> [Given instruction] Copy each line below that includes "document".

Dataset items
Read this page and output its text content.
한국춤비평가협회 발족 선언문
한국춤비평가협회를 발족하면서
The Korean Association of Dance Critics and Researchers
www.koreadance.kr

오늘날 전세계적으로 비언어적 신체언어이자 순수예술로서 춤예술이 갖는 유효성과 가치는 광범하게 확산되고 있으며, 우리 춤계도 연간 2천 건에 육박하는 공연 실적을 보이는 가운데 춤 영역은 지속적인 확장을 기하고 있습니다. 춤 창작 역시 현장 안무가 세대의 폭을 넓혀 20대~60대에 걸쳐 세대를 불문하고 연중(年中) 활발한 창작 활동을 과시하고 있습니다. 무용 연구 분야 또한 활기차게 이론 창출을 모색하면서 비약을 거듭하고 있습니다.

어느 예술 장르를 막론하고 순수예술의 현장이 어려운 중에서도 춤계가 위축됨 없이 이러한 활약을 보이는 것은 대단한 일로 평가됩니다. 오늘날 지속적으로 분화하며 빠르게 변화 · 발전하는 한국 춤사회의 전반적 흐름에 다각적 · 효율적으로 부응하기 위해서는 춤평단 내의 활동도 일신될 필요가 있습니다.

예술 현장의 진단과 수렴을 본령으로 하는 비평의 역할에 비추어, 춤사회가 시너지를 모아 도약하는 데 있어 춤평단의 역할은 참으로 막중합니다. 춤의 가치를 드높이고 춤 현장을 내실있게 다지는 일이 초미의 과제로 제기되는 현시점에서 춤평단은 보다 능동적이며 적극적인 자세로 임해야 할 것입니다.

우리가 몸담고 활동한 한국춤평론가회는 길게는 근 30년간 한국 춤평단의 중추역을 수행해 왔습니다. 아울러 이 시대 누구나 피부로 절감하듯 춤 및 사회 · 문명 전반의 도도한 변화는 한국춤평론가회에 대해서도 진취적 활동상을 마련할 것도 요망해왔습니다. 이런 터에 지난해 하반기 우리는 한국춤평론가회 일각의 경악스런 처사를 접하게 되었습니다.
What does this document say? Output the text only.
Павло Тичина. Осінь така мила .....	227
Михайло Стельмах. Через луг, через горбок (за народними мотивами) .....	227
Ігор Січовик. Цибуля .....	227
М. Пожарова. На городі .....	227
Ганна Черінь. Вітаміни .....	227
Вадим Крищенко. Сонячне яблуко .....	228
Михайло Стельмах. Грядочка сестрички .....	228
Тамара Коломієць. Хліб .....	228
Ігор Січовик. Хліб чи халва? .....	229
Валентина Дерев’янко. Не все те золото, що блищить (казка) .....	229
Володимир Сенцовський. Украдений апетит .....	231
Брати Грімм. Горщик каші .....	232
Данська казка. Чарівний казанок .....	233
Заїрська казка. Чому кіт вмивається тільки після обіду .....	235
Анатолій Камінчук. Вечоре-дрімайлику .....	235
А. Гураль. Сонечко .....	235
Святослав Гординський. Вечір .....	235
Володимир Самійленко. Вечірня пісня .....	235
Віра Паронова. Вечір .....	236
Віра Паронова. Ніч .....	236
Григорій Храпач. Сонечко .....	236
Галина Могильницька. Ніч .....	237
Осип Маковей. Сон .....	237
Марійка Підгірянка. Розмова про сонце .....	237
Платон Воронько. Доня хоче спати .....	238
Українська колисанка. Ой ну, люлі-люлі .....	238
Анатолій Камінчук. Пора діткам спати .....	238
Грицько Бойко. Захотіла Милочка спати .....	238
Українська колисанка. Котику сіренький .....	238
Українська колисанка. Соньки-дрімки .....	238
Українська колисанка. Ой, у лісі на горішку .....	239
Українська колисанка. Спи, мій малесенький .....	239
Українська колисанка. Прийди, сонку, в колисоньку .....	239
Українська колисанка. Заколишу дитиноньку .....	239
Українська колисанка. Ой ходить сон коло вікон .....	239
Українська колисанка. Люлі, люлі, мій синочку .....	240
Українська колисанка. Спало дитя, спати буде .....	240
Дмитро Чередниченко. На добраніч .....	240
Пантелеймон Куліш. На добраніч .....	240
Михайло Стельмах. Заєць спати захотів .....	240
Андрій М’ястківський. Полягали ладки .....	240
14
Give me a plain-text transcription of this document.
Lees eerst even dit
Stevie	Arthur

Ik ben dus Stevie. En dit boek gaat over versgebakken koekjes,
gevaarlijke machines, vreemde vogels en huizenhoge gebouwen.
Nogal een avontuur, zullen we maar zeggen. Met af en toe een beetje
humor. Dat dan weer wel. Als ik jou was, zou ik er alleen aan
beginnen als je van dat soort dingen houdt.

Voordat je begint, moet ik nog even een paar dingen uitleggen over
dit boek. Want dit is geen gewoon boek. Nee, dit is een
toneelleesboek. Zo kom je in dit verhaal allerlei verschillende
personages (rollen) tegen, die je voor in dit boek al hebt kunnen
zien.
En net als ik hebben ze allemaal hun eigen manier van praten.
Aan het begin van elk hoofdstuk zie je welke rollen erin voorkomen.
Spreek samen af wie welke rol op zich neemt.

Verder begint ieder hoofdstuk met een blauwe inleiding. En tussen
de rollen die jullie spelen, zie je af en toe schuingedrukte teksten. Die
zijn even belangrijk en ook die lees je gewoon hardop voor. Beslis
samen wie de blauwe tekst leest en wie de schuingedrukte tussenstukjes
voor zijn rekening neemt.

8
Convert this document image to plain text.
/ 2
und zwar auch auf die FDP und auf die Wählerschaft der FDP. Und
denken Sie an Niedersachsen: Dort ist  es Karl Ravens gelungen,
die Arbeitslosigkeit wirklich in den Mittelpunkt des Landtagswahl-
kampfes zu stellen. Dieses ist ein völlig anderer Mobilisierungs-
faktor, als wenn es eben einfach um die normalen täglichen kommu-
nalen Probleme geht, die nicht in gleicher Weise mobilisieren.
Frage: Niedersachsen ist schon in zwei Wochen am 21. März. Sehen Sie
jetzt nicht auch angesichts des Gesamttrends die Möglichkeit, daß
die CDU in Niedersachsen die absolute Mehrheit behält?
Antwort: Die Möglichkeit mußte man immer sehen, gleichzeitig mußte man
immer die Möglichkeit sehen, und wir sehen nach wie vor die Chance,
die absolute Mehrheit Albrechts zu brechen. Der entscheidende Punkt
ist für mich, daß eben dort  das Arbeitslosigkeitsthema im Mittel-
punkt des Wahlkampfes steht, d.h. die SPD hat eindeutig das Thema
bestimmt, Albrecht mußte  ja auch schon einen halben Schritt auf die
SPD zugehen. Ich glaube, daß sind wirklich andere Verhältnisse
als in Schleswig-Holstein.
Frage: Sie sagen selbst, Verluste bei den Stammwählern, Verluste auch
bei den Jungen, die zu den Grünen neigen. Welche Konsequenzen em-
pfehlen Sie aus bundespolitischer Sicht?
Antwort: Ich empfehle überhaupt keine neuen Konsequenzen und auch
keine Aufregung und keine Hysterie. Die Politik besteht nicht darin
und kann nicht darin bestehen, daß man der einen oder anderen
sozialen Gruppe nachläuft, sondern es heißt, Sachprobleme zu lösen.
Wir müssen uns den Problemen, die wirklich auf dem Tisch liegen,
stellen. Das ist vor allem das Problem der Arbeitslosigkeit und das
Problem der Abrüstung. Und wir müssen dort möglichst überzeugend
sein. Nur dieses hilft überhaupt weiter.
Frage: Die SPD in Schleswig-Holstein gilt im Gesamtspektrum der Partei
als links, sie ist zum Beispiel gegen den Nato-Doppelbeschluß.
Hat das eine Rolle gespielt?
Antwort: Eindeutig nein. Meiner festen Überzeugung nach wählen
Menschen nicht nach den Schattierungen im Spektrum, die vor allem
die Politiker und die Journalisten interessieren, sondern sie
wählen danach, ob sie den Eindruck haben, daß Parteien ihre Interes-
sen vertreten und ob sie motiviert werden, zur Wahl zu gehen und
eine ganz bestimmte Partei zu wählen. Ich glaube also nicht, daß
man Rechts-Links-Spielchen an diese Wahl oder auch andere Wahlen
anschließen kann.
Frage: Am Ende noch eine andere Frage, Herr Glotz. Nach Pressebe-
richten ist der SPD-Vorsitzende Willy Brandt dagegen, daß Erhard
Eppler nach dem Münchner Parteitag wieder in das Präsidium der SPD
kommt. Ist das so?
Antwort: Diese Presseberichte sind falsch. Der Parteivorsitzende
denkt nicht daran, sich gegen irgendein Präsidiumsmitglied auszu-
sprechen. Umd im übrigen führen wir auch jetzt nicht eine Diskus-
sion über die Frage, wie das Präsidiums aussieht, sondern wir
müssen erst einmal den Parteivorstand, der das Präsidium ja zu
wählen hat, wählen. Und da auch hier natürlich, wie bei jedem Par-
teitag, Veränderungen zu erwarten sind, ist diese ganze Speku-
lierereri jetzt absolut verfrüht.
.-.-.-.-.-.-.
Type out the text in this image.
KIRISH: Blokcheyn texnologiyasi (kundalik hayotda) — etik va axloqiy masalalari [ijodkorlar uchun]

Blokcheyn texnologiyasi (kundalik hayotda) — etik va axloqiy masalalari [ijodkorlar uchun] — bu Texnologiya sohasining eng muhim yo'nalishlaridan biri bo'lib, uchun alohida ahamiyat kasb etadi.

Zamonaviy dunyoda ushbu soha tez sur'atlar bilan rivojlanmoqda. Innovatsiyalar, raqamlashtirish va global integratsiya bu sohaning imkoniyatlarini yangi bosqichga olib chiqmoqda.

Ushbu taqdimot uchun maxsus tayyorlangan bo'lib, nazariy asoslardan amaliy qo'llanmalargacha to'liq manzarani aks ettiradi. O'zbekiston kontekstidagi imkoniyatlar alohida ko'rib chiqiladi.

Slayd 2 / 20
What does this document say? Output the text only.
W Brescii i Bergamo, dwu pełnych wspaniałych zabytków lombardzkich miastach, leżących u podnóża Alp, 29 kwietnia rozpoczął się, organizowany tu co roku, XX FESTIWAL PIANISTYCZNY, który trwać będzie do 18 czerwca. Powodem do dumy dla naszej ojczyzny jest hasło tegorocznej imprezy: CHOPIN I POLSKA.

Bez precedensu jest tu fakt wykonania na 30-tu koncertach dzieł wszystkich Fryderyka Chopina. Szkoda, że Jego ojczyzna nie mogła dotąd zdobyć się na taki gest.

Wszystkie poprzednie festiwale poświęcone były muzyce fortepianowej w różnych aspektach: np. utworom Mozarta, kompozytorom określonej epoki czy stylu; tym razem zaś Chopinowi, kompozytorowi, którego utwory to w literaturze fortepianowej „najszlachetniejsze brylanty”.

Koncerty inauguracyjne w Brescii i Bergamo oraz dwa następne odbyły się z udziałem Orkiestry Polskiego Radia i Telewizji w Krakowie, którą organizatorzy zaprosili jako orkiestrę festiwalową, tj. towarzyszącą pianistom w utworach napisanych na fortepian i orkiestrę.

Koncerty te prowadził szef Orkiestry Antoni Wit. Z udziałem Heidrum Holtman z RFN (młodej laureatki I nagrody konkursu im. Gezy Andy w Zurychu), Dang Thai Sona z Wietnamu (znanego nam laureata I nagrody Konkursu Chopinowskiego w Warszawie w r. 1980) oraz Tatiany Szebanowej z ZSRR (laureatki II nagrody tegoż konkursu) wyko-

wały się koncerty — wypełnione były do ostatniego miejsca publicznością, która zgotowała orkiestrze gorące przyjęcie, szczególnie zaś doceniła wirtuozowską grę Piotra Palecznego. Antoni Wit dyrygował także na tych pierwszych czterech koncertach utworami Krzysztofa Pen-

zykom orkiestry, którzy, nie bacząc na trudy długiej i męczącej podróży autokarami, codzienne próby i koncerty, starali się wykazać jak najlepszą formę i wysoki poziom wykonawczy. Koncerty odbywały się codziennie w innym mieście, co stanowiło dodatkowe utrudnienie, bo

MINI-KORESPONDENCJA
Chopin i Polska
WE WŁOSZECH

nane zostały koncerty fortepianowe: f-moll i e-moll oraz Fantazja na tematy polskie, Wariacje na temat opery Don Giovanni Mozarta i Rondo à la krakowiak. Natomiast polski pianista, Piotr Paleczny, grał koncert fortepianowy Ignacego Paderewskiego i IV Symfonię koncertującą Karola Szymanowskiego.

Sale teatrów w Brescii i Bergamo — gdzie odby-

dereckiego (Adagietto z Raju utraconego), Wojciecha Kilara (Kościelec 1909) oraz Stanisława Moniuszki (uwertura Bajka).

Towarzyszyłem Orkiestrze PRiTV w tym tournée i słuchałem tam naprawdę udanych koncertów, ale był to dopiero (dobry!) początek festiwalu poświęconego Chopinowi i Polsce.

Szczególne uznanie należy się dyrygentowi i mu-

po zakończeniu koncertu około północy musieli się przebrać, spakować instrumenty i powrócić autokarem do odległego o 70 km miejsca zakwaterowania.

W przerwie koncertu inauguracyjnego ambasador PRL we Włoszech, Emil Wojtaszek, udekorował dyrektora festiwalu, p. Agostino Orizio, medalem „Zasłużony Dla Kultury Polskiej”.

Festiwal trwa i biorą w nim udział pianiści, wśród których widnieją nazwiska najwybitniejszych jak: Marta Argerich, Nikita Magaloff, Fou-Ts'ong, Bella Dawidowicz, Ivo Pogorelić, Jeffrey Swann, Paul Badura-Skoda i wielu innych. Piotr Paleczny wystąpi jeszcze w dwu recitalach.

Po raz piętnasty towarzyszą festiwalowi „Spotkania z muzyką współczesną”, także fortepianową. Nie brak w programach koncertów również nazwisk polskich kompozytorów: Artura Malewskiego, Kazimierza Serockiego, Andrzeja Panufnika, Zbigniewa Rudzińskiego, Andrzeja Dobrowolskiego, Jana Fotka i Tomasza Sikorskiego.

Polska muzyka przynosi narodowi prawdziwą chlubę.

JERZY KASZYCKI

> [Final result]
What does this document say? Output the text only.
Give me a plain-text transcription of this document.
Convert this document image to plain text.
What does this document say? Output the text only.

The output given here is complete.